## [REQUIRED TASK]
Please restate the following records word for word.

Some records
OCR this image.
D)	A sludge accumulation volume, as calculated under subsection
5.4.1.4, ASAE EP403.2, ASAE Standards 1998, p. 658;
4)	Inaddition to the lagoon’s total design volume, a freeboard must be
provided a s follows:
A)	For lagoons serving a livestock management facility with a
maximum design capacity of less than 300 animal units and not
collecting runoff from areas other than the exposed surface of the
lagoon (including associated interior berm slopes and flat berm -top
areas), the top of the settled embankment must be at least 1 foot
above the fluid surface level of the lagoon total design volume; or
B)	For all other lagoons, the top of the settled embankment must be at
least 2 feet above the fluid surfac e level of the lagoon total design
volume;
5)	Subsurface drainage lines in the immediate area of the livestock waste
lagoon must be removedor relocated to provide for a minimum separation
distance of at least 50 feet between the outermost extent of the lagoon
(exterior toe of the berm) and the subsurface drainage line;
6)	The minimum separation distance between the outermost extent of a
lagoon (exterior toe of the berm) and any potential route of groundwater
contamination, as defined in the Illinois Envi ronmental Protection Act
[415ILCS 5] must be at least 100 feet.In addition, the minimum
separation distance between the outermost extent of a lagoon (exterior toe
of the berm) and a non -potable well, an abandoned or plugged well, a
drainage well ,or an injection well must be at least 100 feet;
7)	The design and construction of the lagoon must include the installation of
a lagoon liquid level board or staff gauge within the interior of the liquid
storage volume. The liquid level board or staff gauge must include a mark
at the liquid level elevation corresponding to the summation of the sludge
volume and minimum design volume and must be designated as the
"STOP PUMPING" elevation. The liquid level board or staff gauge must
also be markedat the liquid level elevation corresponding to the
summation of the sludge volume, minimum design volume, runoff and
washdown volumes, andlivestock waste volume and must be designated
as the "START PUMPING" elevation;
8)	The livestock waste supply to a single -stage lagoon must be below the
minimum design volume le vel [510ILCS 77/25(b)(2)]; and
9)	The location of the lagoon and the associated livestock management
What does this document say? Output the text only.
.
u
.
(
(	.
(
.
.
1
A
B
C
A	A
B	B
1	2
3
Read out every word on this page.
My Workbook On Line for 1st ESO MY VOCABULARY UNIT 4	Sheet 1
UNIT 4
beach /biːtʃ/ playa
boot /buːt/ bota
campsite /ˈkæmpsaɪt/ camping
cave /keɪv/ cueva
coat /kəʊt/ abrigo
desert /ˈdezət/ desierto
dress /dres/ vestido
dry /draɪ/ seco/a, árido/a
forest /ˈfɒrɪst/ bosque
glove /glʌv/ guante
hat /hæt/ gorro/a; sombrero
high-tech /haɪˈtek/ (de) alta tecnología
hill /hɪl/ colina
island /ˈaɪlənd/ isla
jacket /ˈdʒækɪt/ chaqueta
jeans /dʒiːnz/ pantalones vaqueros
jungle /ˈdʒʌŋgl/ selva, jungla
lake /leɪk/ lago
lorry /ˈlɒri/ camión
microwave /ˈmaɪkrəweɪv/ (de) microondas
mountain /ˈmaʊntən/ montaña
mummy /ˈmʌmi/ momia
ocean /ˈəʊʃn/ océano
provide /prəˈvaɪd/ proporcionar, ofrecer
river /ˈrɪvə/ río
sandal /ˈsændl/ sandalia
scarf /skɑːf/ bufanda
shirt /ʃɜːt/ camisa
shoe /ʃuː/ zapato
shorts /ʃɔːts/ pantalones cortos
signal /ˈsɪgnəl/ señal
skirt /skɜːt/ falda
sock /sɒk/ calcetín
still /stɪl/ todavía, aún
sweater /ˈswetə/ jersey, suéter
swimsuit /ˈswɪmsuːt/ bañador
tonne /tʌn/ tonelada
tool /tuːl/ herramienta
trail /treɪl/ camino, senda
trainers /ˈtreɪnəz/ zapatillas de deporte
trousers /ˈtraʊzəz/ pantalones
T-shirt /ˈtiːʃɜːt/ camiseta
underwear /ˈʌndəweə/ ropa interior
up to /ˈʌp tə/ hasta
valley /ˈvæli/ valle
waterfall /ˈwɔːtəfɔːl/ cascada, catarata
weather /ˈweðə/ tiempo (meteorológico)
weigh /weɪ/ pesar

## [ANSWER BELOW]
OCR this image.
D)	A sludge accumulation volume, as calculated under subsection
5.4.1.4, ASAE EP403.2, ASAE Standards 1998, p. 658;
4)	Inaddition to the lagoon’s total design volume, a freeboard must be
provided a s follows:
A)	For lagoons serving a livestock management facility with a
maximum design capacity of less than 300 animal units and not
collecting runoff from areas other than the exposed surface of the
lagoon (including associated interior berm slopes and flat berm -top
areas), the top of the settled embankment must be at least 1 foot
above the fluid surface level of the lagoon total design volume; or
B)	For all other lagoons, the top of the settled embankment must be at
least 2 feet above the fluid surfac e level of the lagoon total design
volume;
5)	Subsurface drainage lines in the immediate area of the livestock waste
lagoon must be removedor relocated to provide for a minimum separation
distance of at least 50 feet between the outermost extent of the lagoon
(exterior toe of the berm) and the subsurface drainage line;
6)	The minimum separation distance between the outermost extent of a
lagoon (exterior toe of the berm) and any potential route of groundwater
contamination, as defined in the Illinois Envi ronmental Protection Act
[415ILCS 5] must be at least 100 feet.In addition, the minimum
separation distance between the outermost extent of a lagoon (exterior toe
of the berm) and a non -potable well, an abandoned or plugged well, a
drainage well ,or an injection well must be at least 100 feet;
7)	The design and construction of the lagoon must include the installation of
a lagoon liquid level board or staff gauge within the interior of the liquid
storage volume. The liquid level board or staff gauge must include a mark
at the liquid level elevation corresponding to the summation of the sludge
volume and minimum design volume and must be designated as the
"STOP PUMPING" elevation. The liquid level board or staff gauge must
also be markedat the liquid level elevation corresponding to the
summation of the sludge volume, minimum design volume, runoff and
washdown volumes, andlivestock waste volume and must be designated
as the "START PUMPING" elevation;
8)	The livestock waste supply to a single -stage lagoon must be below the
minimum design volume le vel [510ILCS 77/25(b)(2)]; and
9)	The location of the lagoon and the associated livestock management
What does this document say? Output the text only.
.
u
.
(
(	.
(
.
.
1
A
B
C
A	A
B	B
1	2
3
Read out every word on this page.
My Workbook On Line for 1st ESO MY VOCABULARY UNIT 4	Sheet 1
UNIT 4
beach /biːtʃ/ playa
boot /buːt/ bota
campsite /ˈkæmpsaɪt/ camping
cave /keɪv/ cueva
coat /kəʊt/ abrigo
desert /ˈdezət/ desierto
dress /dres/ vestido
dry /draɪ/ seco/a, árido/a
forest /ˈfɒrɪst/ bosque
glove /glʌv/ guante
hat /hæt/ gorro/a; sombrero
high-tech /haɪˈtek/ (de) alta tecnología
hill /hɪl/ colina
island /ˈaɪlənd/ isla
jacket /ˈdʒækɪt/ chaqueta
jeans /dʒiːnz/ pantalones vaqueros
jungle /ˈdʒʌŋgl/ selva, jungla
lake /leɪk/ lago
lorry /ˈlɒri/ camión
microwave /ˈmaɪkrəweɪv/ (de) microondas
mountain /ˈmaʊntən/ montaña
mummy /ˈmʌmi/ momia
ocean /ˈəʊʃn/ océano
provide /prəˈvaɪd/ proporcionar, ofrecer
river /ˈrɪvə/ río
sandal /ˈsændl/ sandalia
scarf /skɑːf/ bufanda
shirt /ʃɜːt/ camisa
shoe /ʃuː/ zapato
shorts /ʃɔːts/ pantalones cortos
signal /ˈsɪgnəl/ señal
skirt /skɜːt/ falda
sock /sɒk/ calcetín
still /stɪl/ todavía, aún
sweater /ˈswetə/ jersey, suéter
swimsuit /ˈswɪmsuːt/ bañador
tonne /tʌn/ tonelada
tool /tuːl/ herramienta
trail /treɪl/ camino, senda
trainers /ˈtreɪnəz/ zapatillas de deporte
trousers /ˈtraʊzəz/ pantalones
T-shirt /ˈtiːʃɜːt/ camiseta
underwear /ˈʌndəweə/ ropa interior
up to /ˈʌp tə/ hasta
valley /ˈvæli/ valle
waterfall /ˈwɔːtəfɔːl/ cascada, catarata
weather /ˈweðə/ tiempo (meteorológico)
weigh /weɪ/ pesar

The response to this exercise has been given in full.